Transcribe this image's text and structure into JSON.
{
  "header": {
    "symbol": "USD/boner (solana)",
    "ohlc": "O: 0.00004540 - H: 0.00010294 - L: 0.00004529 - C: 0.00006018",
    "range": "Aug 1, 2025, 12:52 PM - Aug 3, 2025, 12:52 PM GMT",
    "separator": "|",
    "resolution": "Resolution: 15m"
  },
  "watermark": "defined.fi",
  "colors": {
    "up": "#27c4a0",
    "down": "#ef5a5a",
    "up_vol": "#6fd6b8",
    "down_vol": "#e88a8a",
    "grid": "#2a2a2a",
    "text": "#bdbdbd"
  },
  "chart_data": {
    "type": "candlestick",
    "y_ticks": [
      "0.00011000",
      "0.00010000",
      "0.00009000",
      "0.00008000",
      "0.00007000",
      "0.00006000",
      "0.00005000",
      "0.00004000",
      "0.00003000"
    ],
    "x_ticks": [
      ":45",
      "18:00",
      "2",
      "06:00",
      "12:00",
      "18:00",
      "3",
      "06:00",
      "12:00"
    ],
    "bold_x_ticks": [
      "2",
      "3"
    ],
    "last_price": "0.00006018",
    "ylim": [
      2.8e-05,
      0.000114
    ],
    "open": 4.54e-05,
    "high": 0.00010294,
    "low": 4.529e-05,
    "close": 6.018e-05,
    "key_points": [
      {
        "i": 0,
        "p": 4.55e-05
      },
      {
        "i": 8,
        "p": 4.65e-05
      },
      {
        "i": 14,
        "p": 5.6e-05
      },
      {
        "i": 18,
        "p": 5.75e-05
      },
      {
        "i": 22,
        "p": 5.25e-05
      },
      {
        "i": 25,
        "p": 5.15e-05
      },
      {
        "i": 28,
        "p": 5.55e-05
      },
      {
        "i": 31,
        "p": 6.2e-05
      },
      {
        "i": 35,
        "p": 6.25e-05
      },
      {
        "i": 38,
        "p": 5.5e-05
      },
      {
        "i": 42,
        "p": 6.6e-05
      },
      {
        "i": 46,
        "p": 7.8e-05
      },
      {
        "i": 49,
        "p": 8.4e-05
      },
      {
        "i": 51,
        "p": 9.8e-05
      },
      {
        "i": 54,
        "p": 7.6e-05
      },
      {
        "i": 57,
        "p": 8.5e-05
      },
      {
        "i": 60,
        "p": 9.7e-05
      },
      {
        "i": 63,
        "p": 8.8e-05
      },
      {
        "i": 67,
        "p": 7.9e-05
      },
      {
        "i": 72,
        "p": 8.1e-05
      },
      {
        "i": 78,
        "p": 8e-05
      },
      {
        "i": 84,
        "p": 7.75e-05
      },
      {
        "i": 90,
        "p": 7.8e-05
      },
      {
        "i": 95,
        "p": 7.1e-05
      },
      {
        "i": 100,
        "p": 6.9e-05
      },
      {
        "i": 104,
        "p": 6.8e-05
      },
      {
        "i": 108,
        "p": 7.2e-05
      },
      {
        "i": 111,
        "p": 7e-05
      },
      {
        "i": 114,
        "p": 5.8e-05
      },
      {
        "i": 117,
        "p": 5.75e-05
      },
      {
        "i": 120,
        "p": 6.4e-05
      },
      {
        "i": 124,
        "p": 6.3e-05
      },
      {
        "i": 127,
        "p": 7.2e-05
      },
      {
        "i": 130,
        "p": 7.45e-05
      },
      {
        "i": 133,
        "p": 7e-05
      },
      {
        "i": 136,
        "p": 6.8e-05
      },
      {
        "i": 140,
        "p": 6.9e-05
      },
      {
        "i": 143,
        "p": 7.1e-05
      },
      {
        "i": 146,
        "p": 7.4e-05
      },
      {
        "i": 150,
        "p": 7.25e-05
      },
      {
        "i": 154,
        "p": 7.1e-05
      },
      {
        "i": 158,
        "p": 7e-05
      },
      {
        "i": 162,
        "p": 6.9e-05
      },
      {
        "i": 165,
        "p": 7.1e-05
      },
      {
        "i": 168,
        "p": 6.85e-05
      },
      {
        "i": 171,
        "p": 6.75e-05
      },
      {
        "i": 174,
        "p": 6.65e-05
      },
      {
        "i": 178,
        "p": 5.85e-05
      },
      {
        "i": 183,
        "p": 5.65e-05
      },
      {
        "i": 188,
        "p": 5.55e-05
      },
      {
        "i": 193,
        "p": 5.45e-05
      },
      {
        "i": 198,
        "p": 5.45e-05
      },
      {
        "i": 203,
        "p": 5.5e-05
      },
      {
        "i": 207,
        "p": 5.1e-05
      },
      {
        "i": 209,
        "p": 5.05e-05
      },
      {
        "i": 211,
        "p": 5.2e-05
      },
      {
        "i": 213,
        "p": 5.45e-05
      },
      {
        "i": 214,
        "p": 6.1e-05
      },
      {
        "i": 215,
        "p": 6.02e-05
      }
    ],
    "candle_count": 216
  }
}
__________
_Stated problem_. Copy out each line that contains the word "text".

_Finished exercise_.
Transcribe this image's text and structure into JSON.
    "text": "#bdbdbd"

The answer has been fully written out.